Rows from a dataset:
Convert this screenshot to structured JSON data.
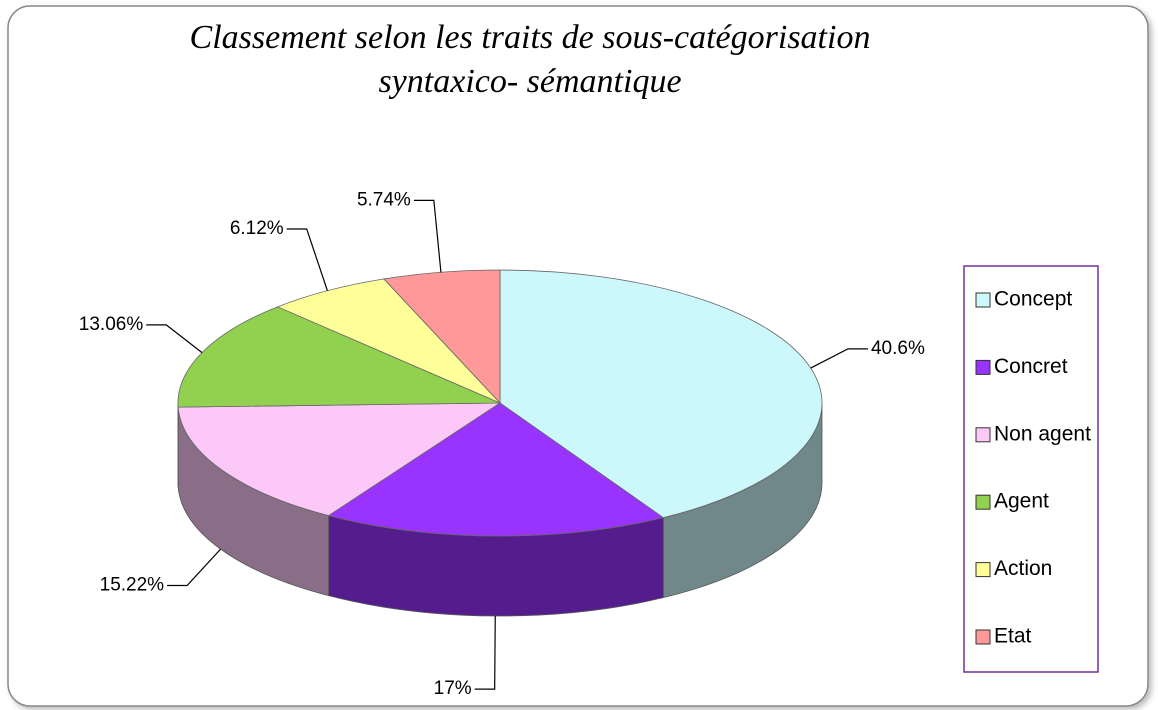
{
  "chart_data": {
    "type": "pie",
    "title": [
      "Classement selon les traits de sous-catégorisation",
      "syntaxico- sémantique"
    ],
    "categories": [
      "Concept",
      "Concret",
      "Non agent",
      "Agent",
      "Action",
      "Etat"
    ],
    "values": [
      40.6,
      17,
      15.22,
      13.06,
      6.12,
      5.74
    ],
    "value_labels": [
      "40.6%",
      "17%",
      "15.22%",
      "13.06%",
      "6.12%",
      "5.74%"
    ],
    "colors": [
      "#ccf7fb",
      "#9933ff",
      "#fbc8f8",
      "#92d050",
      "#ffff99",
      "#ff9999"
    ],
    "legend": "right"
  }
}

■ Set problem ■
Return every line of the records exactly as given, pictures excluded.

■ Expected output ■
Convert this screenshot to structured JSON data.
{
  "chart_data": {
    "type": "pie",
    "title": [
      "Classement selon les traits de sous-catégorisation",
      "syntaxico- sémantique"
    ],
    "categories": [
      "Concept",
      "Concret",
      "Non agent",
      "Agent",
      "Action",
      "Etat"
    ],
    "values": [
      40.6,
      17,
      15.22,
      13.06,
      6.12,
      5.74
    ],
    "value_labels": [
      "40.6%",
      "17%",
      "15.22%",
      "13.06%",
      "6.12%",
      "5.74%"
    ],
    "colors": [
      "#ccf7fb",
      "#9933ff",
      "#fbc8f8",
      "#92d050",
      "#ffff99",
      "#ff9999"
    ],
    "legend": "right"
  }
}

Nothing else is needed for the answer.